**The request:**
Write the entries out again exactly as they stand, but without the pictures.

**Dataset:**

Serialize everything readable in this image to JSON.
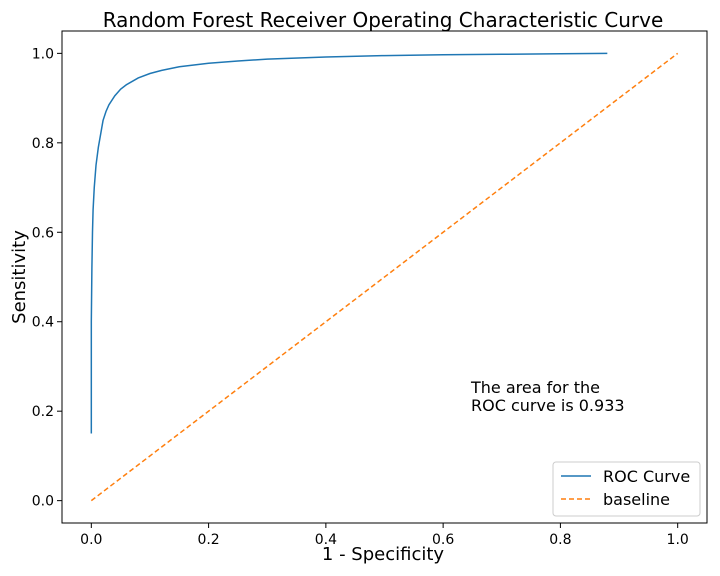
{
  "chart_data": {
    "type": "line",
    "title": "Random Forest Receiver Operating Characteristic Curve",
    "xlabel": "1 - Specificity",
    "ylabel": "Sensitivity",
    "xlim": [
      -0.05,
      1.05
    ],
    "ylim": [
      -0.05,
      1.05
    ],
    "xticks": [
      0.0,
      0.2,
      0.4,
      0.6,
      0.8,
      1.0
    ],
    "yticks": [
      0.0,
      0.2,
      0.4,
      0.6,
      0.8,
      1.0
    ],
    "xtick_labels": [
      "0.0",
      "0.2",
      "0.4",
      "0.6",
      "0.8",
      "1.0"
    ],
    "ytick_labels": [
      "0.0",
      "0.2",
      "0.4",
      "0.6",
      "0.8",
      "1.0"
    ],
    "grid": false,
    "legend_position": "lower-right",
    "annotation": [
      "The area for the",
      "ROC curve is 0.933"
    ],
    "series": [
      {
        "name": "ROC Curve",
        "color": "#1f77b4",
        "style": "solid",
        "x": [
          0.0,
          0.0,
          0.001,
          0.002,
          0.003,
          0.005,
          0.008,
          0.012,
          0.016,
          0.02,
          0.025,
          0.03,
          0.04,
          0.05,
          0.06,
          0.08,
          0.1,
          0.12,
          0.15,
          0.2,
          0.25,
          0.3,
          0.4,
          0.5,
          0.6,
          0.7,
          0.8,
          0.88
        ],
        "y": [
          0.15,
          0.4,
          0.52,
          0.6,
          0.65,
          0.7,
          0.75,
          0.79,
          0.82,
          0.85,
          0.87,
          0.885,
          0.905,
          0.92,
          0.93,
          0.945,
          0.955,
          0.962,
          0.97,
          0.978,
          0.983,
          0.987,
          0.992,
          0.995,
          0.997,
          0.998,
          0.999,
          1.0
        ]
      },
      {
        "name": "baseline",
        "color": "#ff7f0e",
        "style": "dashed",
        "x": [
          0.0,
          1.0
        ],
        "y": [
          0.0,
          1.0
        ]
      }
    ]
  }
}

**Full solution:**
Serialize everything readable in this image to JSON.
{
  "chart_data": {
    "type": "line",
    "title": "Random Forest Receiver Operating Characteristic Curve",
    "xlabel": "1 - Specificity",
    "ylabel": "Sensitivity",
    "xlim": [
      -0.05,
      1.05
    ],
    "ylim": [
      -0.05,
      1.05
    ],
    "xticks": [
      0.0,
      0.2,
      0.4,
      0.6,
      0.8,
      1.0
    ],
    "yticks": [
      0.0,
      0.2,
      0.4,
      0.6,
      0.8,
      1.0
    ],
    "xtick_labels": [
      "0.0",
      "0.2",
      "0.4",
      "0.6",
      "0.8",
      "1.0"
    ],
    "ytick_labels": [
      "0.0",
      "0.2",
      "0.4",
      "0.6",
      "0.8",
      "1.0"
    ],
    "grid": false,
    "legend_position": "lower-right",
    "annotation": [
      "The area for the",
      "ROC curve is 0.933"
    ],
    "series": [
      {
        "name": "ROC Curve",
        "color": "#1f77b4",
        "style": "solid",
        "x": [
          0.0,
          0.0,
          0.001,
          0.002,
          0.003,
          0.005,
          0.008,
          0.012,
          0.016,
          0.02,
          0.025,
          0.03,
          0.04,
          0.05,
          0.06,
          0.08,
          0.1,
          0.12,
          0.15,
          0.2,
          0.25,
          0.3,
          0.4,
          0.5,
          0.6,
          0.7,
          0.8,
          0.88
        ],
        "y": [
          0.15,
          0.4,
          0.52,
          0.6,
          0.65,
          0.7,
          0.75,
          0.79,
          0.82,
          0.85,
          0.87,
          0.885,
          0.905,
          0.92,
          0.93,
          0.945,
          0.955,
          0.962,
          0.97,
          0.978,
          0.983,
          0.987,
          0.992,
          0.995,
          0.997,
          0.998,
          0.999,
          1.0
        ]
      },
      {
        "name": "baseline",
        "color": "#ff7f0e",
        "style": "dashed",
        "x": [
          0.0,
          1.0
        ],
        "y": [
          0.0,
          1.0
        ]
      }
    ]
  }
}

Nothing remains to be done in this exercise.